■ Material for the task
***

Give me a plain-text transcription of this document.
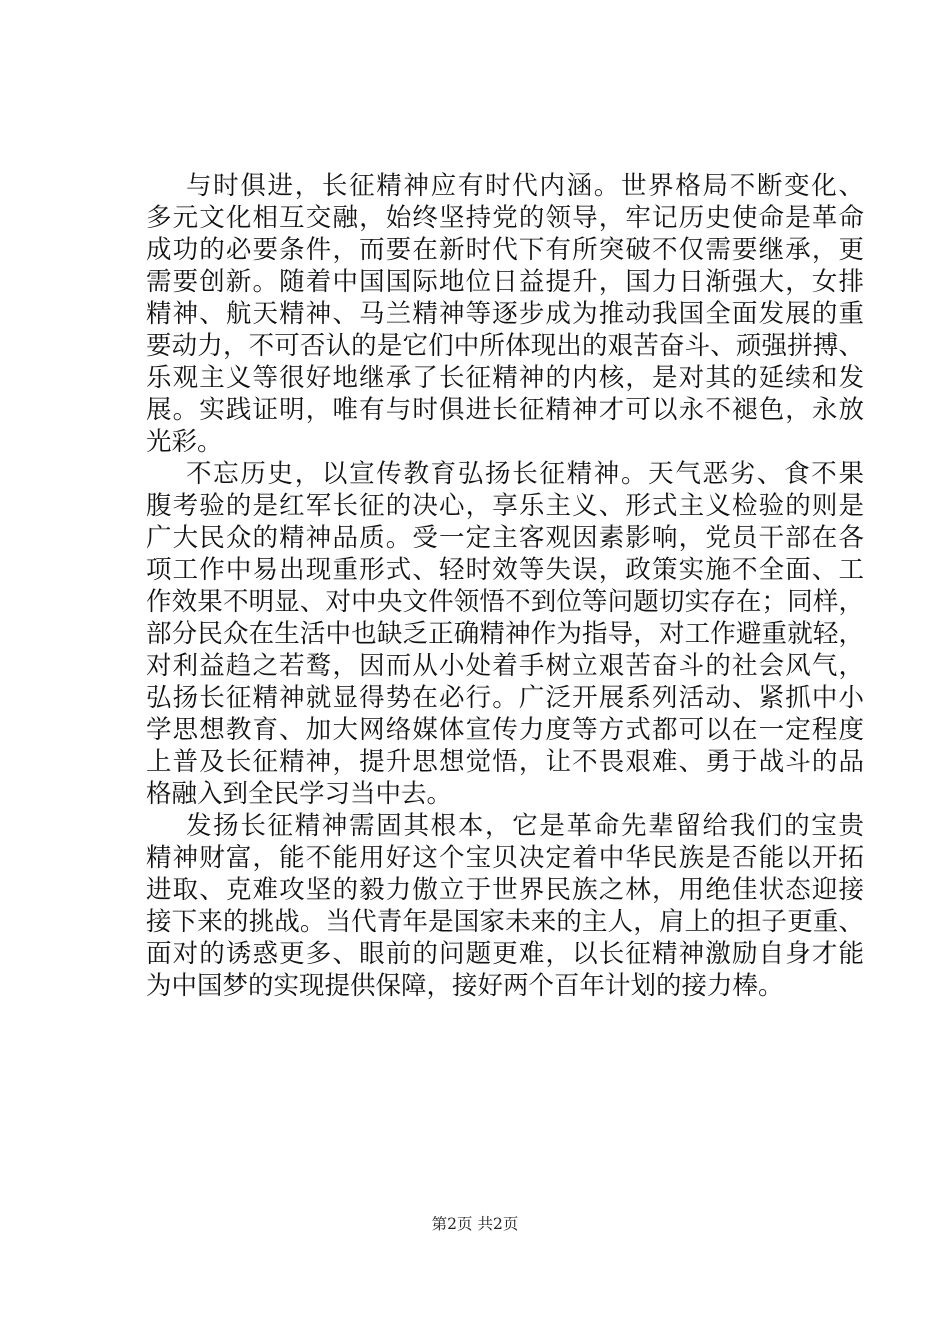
与时俱进，长征精神应有时代内涵。世界格局不断变化、
多元文化相互交融，始终坚持党的领导，牢记历史使命是革命
成功的必要条件，而要在新时代下有所突破不仅需要继承，更
需要创新。随着中国国际地位日益提升，国力日渐强大，女排
精神、航天精神、马兰精神等逐步成为推动我国全面发展的重
要动力，不可否认的是它们中所体现出的艰苦奋斗、顽强拼搏、
乐观主义等很好地继承了长征精神的内核，是对其的延续和发
展。实践证明，唯有与时俱进长征精神才可以永不褪色，永放
光彩。
不忘历史，以宣传教育弘扬长征精神。天气恶劣、食不果
腹考验的是红军长征的决心，享乐主义、形式主义检验的则是
广大民众的精神品质。受一定主客观因素影响，党员干部在各
项工作中易出现重形式、轻时效等失误，政策实施不全面、工
作效果不明显、对中央文件领悟不到位等问题切实存在；同样，
部分民众在生活中也缺乏正确精神作为指导，对工作避重就轻，
对利益趋之若鹜，因而从小处着手树立艰苦奋斗的社会风气，
弘扬长征精神就显得势在必行。广泛开展系列活动、紧抓中小
学思想教育、加大网络媒体宣传力度等方式都可以在一定程度
上普及长征精神，提升思想觉悟，让不畏艰难、勇于战斗的品
格融入到全民学习当中去。
发扬长征精神需固其根本，它是革命先辈留给我们的宝贵
精神财富，能不能用好这个宝贝决定着中华民族是否能以开拓
进取、克难攻坚的毅力傲立于世界民族之林，用绝佳状态迎接
接下来的挑战。当代青年是国家未来的主人，肩上的担子更重、
面对的诱惑更多、眼前的问题更难，以长征精神激励自身才能
为中国梦的实现提供保障，接好两个百年计划的接力棒。
第2页 共2页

***

■ Written task
Repeat each entry exactly. Pictures do not belong in the copy.

■ Response
Give me a plain-text transcription of this document.
与时俱进，长征精神应有时代内涵。世界格局不断变化、
多元文化相互交融，始终坚持党的领导，牢记历史使命是革命
成功的必要条件，而要在新时代下有所突破不仅需要继承，更
需要创新。随着中国国际地位日益提升，国力日渐强大，女排
精神、航天精神、马兰精神等逐步成为推动我国全面发展的重
要动力，不可否认的是它们中所体现出的艰苦奋斗、顽强拼搏、
乐观主义等很好地继承了长征精神的内核，是对其的延续和发
展。实践证明，唯有与时俱进长征精神才可以永不褪色，永放
光彩。
不忘历史，以宣传教育弘扬长征精神。天气恶劣、食不果
腹考验的是红军长征的决心，享乐主义、形式主义检验的则是
广大民众的精神品质。受一定主客观因素影响，党员干部在各
项工作中易出现重形式、轻时效等失误，政策实施不全面、工
作效果不明显、对中央文件领悟不到位等问题切实存在；同样，
部分民众在生活中也缺乏正确精神作为指导，对工作避重就轻，
对利益趋之若鹜，因而从小处着手树立艰苦奋斗的社会风气，
弘扬长征精神就显得势在必行。广泛开展系列活动、紧抓中小
学思想教育、加大网络媒体宣传力度等方式都可以在一定程度
上普及长征精神，提升思想觉悟，让不畏艰难、勇于战斗的品
格融入到全民学习当中去。
发扬长征精神需固其根本，它是革命先辈留给我们的宝贵
精神财富，能不能用好这个宝贝决定着中华民族是否能以开拓
进取、克难攻坚的毅力傲立于世界民族之林，用绝佳状态迎接
接下来的挑战。当代青年是国家未来的主人，肩上的担子更重、
面对的诱惑更多、眼前的问题更难，以长征精神激励自身才能
为中国梦的实现提供保障，接好两个百年计划的接力棒。
第2页 共2页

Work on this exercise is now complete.